----- Dataset records
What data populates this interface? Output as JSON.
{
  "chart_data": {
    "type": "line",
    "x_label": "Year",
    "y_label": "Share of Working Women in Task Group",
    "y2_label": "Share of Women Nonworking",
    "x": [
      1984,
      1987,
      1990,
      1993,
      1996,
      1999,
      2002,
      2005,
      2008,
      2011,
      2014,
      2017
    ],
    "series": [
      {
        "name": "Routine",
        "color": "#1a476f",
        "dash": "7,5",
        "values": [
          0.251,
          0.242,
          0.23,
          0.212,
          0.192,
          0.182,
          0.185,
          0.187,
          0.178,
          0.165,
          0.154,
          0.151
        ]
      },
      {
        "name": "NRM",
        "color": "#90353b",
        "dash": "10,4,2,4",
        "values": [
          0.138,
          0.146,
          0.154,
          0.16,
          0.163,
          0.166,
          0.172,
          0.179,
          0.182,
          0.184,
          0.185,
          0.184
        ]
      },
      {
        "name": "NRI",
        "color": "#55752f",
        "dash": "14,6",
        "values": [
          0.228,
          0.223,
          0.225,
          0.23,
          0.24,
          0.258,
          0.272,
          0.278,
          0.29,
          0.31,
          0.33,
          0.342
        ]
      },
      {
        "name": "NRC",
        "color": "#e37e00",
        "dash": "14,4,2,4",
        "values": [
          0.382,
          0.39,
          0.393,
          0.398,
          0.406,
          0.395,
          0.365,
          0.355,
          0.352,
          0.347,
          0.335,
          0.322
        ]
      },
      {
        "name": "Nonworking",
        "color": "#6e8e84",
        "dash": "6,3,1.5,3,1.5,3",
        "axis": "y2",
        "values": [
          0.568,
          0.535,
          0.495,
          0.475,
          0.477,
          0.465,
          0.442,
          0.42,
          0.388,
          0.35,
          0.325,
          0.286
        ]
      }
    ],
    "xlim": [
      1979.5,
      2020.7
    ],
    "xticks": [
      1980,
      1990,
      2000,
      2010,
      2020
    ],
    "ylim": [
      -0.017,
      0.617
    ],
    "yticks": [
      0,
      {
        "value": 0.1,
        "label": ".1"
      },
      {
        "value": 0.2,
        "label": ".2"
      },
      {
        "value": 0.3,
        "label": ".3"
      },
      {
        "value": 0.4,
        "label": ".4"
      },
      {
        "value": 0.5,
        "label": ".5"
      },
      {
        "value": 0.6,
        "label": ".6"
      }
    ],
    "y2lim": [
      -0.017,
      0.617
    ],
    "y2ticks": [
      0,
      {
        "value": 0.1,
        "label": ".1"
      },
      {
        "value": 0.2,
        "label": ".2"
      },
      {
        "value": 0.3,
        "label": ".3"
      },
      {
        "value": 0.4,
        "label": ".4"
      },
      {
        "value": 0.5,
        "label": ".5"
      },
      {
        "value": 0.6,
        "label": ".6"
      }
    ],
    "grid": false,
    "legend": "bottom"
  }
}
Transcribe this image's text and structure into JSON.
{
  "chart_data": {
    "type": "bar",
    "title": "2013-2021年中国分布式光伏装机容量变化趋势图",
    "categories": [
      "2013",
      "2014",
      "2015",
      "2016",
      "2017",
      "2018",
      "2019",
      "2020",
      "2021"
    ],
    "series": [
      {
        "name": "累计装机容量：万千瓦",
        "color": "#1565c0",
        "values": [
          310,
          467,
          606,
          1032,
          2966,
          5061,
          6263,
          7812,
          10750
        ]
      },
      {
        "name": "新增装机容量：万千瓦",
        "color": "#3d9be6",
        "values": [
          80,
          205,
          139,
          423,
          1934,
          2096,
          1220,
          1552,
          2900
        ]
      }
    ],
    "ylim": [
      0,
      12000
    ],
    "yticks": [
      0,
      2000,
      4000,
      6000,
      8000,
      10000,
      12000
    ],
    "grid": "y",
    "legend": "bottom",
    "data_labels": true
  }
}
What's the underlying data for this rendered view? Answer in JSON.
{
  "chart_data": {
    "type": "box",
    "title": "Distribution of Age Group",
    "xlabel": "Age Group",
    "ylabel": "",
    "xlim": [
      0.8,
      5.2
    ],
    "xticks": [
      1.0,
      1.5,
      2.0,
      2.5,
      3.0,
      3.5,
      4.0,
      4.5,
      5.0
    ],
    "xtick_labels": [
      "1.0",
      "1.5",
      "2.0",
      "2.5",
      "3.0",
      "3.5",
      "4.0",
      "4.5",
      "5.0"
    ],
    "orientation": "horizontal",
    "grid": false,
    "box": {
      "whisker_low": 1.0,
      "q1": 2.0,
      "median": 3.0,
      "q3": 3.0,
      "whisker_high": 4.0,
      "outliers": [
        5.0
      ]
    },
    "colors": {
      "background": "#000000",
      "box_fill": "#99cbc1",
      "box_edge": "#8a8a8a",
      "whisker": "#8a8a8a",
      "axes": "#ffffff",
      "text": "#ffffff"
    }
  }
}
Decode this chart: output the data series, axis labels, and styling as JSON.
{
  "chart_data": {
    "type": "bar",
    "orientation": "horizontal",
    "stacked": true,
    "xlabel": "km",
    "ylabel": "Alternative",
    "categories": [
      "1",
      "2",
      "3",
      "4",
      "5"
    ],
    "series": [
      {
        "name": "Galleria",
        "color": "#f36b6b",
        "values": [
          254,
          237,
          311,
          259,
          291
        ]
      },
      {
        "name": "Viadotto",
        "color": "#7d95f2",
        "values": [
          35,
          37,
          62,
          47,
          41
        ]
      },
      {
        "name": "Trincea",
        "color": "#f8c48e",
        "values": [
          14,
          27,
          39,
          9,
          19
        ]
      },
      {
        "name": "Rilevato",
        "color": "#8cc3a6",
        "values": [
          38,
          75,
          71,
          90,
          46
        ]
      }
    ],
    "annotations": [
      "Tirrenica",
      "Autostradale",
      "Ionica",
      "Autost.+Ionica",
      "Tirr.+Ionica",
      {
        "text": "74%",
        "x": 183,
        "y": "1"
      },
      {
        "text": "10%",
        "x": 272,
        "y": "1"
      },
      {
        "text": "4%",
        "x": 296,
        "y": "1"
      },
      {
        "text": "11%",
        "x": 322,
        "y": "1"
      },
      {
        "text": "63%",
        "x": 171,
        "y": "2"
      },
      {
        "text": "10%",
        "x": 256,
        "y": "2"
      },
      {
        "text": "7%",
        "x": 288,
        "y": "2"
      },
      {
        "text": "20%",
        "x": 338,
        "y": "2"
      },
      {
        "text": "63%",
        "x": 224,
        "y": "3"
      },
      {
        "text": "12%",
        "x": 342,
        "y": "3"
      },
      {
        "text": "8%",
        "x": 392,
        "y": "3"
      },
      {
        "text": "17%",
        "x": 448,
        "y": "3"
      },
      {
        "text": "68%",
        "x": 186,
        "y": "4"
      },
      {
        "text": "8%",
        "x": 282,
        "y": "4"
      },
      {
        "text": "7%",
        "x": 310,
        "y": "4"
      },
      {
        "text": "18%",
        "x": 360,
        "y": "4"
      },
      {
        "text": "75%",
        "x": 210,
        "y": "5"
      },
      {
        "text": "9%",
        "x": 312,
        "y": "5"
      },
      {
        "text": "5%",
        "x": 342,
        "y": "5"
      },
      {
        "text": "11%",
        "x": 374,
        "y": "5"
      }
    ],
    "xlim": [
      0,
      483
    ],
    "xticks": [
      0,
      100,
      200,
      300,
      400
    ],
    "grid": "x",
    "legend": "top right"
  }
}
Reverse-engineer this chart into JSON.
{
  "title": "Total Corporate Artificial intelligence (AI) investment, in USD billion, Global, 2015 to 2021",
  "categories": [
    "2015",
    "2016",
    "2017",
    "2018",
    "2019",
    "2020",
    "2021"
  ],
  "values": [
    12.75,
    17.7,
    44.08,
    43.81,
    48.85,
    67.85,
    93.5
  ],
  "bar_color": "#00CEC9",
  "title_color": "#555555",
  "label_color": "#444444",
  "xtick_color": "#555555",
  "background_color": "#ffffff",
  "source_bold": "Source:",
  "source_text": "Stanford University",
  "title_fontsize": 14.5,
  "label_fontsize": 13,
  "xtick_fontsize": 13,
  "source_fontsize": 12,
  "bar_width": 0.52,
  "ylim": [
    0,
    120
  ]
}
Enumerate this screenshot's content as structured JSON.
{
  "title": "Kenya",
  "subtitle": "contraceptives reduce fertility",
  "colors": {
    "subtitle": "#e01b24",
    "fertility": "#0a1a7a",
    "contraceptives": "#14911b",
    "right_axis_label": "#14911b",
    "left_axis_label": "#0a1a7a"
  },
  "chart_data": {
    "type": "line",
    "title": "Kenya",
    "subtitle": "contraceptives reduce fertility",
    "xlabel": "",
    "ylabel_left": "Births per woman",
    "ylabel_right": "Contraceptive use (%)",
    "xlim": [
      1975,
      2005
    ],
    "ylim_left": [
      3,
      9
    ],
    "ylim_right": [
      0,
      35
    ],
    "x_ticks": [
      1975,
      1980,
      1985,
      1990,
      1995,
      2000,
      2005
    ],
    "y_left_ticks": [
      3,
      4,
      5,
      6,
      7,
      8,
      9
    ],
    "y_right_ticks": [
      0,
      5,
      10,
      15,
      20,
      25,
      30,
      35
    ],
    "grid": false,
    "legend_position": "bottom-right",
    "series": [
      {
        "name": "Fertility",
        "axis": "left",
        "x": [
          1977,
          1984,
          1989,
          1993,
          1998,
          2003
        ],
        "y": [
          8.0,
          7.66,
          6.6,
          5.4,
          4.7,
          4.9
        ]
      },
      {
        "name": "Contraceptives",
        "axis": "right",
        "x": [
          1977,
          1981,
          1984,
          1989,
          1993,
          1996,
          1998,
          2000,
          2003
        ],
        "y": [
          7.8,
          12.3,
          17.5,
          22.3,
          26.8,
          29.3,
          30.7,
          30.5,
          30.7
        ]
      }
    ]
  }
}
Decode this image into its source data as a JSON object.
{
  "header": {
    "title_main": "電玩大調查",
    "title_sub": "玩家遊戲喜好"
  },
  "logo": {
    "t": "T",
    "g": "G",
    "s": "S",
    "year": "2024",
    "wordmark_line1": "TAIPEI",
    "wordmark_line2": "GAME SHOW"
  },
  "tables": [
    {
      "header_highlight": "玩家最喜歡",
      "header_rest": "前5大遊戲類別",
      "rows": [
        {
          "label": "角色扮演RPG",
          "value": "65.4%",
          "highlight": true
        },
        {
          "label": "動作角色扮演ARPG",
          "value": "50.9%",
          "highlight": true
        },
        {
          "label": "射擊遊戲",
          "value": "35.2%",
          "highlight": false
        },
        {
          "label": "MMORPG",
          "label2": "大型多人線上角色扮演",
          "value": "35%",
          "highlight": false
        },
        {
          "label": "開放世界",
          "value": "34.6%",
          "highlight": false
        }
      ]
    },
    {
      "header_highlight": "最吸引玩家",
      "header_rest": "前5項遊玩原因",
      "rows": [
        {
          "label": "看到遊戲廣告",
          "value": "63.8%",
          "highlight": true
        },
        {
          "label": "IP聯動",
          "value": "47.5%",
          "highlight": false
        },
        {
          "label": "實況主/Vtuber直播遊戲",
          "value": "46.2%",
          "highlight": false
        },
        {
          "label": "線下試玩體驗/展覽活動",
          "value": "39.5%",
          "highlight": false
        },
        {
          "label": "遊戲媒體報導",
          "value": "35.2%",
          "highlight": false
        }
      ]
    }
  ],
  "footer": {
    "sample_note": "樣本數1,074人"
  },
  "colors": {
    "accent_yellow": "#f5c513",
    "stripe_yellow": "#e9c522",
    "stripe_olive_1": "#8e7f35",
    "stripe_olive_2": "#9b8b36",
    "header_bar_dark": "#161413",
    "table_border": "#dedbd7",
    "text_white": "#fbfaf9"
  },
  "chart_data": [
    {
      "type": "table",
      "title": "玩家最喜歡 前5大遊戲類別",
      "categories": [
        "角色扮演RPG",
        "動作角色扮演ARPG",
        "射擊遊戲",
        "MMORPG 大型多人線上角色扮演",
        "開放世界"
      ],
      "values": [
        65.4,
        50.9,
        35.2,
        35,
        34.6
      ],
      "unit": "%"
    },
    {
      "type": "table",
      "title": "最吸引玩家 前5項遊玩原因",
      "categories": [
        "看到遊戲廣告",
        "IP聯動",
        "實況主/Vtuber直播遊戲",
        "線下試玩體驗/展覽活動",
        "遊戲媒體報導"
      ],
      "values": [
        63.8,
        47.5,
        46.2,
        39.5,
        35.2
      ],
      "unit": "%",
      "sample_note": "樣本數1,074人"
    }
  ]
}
----------
(Work to complete) In the entries above, find every line holding the word "reduce" and copy it out.

(Response)
  "subtitle": "contraceptives reduce fertility",
    "subtitle": "contraceptives reduce fertility",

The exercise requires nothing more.